Records supplied:
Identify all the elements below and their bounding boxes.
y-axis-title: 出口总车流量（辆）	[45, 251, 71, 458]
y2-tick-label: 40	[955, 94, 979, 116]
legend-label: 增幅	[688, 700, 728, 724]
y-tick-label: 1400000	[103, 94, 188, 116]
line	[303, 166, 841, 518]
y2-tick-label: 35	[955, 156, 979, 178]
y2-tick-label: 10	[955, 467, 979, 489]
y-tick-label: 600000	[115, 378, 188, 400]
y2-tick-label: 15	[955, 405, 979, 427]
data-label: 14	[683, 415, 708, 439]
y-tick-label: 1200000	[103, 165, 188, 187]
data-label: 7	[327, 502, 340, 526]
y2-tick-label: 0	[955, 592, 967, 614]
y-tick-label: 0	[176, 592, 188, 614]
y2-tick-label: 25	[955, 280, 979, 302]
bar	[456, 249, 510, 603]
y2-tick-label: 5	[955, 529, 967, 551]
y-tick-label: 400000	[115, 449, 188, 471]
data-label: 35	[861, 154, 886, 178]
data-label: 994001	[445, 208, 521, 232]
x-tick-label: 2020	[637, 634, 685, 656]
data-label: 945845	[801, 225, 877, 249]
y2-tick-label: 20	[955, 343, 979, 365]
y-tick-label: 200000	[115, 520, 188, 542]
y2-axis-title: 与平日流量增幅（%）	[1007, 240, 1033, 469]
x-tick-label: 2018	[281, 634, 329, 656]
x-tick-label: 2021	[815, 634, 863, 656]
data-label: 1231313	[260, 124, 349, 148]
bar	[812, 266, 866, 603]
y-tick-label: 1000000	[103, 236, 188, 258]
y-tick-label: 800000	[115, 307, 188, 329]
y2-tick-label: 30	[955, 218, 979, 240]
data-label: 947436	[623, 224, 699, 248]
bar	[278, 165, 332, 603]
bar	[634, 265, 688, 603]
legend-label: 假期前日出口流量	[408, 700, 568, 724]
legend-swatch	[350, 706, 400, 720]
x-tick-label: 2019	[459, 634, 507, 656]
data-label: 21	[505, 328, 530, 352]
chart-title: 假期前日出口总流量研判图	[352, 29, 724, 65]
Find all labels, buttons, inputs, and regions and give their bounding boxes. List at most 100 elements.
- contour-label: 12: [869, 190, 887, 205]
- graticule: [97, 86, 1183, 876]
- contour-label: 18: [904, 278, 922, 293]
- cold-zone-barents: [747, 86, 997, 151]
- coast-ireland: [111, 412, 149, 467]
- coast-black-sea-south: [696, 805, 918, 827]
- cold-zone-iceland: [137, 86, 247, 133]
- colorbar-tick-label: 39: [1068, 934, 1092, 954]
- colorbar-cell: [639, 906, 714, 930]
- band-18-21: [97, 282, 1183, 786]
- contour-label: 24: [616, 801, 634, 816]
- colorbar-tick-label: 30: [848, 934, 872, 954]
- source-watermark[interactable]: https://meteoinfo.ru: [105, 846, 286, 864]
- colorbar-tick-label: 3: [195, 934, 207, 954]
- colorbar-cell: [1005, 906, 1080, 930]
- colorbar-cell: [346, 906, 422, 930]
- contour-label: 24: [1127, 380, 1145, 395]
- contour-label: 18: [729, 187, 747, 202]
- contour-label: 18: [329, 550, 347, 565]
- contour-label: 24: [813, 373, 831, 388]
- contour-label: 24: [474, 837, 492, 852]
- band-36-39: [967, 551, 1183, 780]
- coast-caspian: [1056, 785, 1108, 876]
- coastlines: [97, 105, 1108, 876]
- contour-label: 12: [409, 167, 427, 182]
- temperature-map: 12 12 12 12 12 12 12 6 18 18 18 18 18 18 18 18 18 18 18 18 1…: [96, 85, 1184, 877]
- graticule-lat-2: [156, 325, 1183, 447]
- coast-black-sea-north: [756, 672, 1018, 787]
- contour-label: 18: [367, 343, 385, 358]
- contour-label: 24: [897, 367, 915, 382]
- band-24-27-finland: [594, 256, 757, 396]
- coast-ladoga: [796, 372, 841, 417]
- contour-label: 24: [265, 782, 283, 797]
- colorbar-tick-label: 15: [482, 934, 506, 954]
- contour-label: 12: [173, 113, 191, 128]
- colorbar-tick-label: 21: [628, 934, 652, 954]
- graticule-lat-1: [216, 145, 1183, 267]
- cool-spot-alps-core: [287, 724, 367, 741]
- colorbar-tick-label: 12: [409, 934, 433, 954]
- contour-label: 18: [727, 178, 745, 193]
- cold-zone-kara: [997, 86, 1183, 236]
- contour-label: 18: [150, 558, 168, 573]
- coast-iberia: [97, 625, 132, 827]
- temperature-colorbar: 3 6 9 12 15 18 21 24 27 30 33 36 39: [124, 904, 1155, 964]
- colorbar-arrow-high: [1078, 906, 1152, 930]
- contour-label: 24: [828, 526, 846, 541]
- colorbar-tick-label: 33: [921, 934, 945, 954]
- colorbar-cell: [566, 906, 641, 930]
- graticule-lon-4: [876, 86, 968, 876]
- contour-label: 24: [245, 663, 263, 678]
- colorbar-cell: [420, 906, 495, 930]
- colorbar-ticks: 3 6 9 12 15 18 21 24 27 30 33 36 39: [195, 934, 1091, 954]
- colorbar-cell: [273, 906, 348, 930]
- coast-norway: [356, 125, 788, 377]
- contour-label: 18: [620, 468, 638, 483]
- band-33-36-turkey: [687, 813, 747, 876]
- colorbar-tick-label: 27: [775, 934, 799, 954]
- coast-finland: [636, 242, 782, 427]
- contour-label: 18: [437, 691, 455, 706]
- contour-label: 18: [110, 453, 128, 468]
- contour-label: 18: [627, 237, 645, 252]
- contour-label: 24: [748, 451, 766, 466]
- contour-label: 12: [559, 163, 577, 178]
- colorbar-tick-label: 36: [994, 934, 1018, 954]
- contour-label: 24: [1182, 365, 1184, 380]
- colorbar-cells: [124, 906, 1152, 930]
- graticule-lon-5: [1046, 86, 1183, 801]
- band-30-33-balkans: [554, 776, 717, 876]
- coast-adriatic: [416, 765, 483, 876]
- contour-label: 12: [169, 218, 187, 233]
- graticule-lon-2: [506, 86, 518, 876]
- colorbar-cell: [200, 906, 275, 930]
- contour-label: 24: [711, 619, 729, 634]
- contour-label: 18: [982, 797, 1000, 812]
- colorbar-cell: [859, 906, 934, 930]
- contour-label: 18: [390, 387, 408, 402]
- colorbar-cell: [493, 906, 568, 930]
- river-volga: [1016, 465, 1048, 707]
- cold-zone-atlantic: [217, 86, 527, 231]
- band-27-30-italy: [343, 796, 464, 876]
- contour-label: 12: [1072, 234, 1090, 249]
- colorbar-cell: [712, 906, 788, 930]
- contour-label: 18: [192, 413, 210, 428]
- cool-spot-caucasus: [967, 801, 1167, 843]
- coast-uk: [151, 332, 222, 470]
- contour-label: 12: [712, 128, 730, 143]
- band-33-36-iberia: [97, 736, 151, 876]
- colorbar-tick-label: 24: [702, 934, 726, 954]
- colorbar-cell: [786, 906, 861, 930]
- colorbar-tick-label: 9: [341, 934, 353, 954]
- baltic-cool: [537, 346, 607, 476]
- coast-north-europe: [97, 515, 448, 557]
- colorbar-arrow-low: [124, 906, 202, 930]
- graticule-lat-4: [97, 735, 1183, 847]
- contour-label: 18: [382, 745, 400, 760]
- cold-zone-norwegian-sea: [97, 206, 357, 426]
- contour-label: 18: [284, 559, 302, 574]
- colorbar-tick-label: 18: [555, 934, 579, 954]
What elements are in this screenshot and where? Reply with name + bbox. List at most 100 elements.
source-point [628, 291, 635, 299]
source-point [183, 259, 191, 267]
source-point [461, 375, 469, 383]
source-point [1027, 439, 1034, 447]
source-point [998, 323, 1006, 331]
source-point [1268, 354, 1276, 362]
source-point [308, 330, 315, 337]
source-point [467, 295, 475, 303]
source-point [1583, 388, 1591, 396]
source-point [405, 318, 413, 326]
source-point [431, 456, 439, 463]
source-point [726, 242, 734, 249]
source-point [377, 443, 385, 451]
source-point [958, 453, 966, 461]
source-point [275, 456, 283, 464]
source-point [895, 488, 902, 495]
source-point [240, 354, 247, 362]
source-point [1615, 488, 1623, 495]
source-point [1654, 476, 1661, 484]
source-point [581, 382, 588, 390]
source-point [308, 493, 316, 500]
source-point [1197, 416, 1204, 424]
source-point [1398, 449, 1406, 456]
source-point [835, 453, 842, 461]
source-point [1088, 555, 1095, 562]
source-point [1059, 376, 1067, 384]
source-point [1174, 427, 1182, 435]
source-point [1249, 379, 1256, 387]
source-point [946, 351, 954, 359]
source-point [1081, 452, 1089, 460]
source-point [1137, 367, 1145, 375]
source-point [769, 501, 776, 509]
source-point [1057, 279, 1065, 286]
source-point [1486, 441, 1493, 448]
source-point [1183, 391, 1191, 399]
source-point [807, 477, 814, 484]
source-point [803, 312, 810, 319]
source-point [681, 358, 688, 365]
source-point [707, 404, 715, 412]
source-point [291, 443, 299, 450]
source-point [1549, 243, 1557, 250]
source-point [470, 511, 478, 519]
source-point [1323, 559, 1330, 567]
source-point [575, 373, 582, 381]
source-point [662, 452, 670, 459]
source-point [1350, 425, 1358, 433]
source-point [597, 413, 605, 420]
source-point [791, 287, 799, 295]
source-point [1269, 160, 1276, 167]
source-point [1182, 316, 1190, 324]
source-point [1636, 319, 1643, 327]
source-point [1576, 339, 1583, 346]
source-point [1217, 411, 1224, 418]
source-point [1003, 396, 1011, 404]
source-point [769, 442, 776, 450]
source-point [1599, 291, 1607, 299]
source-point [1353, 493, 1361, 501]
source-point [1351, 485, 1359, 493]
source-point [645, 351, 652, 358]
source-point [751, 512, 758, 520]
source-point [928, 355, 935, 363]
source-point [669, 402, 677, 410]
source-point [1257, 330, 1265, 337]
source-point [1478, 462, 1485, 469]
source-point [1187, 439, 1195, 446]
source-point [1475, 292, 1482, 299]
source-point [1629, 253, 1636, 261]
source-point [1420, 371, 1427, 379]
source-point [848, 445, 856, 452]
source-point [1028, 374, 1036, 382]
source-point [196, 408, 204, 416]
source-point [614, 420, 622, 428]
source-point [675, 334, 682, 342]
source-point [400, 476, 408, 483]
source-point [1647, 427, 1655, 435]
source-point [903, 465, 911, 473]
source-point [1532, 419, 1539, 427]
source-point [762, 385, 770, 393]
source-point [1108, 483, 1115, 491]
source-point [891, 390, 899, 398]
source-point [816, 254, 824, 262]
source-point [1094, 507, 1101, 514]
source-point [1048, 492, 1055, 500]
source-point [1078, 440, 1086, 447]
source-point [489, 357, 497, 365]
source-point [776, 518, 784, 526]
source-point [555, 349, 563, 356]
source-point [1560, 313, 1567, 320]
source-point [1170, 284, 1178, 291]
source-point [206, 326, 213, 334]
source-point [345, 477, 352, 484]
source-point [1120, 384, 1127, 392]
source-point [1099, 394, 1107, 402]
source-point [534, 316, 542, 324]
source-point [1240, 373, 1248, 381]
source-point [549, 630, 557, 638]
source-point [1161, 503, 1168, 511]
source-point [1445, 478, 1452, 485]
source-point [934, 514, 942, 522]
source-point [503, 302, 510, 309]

The exercise: Reproduce verbatim the material from its first line through the line containing "634, 329, 656]", including both of those lines.

Expected answer:
Identify all the elements below and their bounding boxes.
y-axis-title: 出口总车流量（辆）	[45, 251, 71, 458]
y2-tick-label: 40	[955, 94, 979, 116]
legend-label: 增幅	[688, 700, 728, 724]
y-tick-label: 1400000	[103, 94, 188, 116]
line	[303, 166, 841, 518]
y2-tick-label: 35	[955, 156, 979, 178]
y2-tick-label: 10	[955, 467, 979, 489]
y-tick-label: 600000	[115, 378, 188, 400]
y2-tick-label: 15	[955, 405, 979, 427]
data-label: 14	[683, 415, 708, 439]
y-tick-label: 1200000	[103, 165, 188, 187]
data-label: 7	[327, 502, 340, 526]
y2-tick-label: 0	[955, 592, 967, 614]
y-tick-label: 0	[176, 592, 188, 614]
y2-tick-label: 25	[955, 280, 979, 302]
bar	[456, 249, 510, 603]
y2-tick-label: 5	[955, 529, 967, 551]
y-tick-label: 400000	[115, 449, 188, 471]
data-label: 35	[861, 154, 886, 178]
data-label: 994001	[445, 208, 521, 232]
x-tick-label: 2020	[637, 634, 685, 656]
data-label: 945845	[801, 225, 877, 249]
y2-tick-label: 20	[955, 343, 979, 365]
y-tick-label: 200000	[115, 520, 188, 542]
y2-axis-title: 与平日流量增幅（%）	[1007, 240, 1033, 469]
x-tick-label: 2018	[281, 634, 329, 656]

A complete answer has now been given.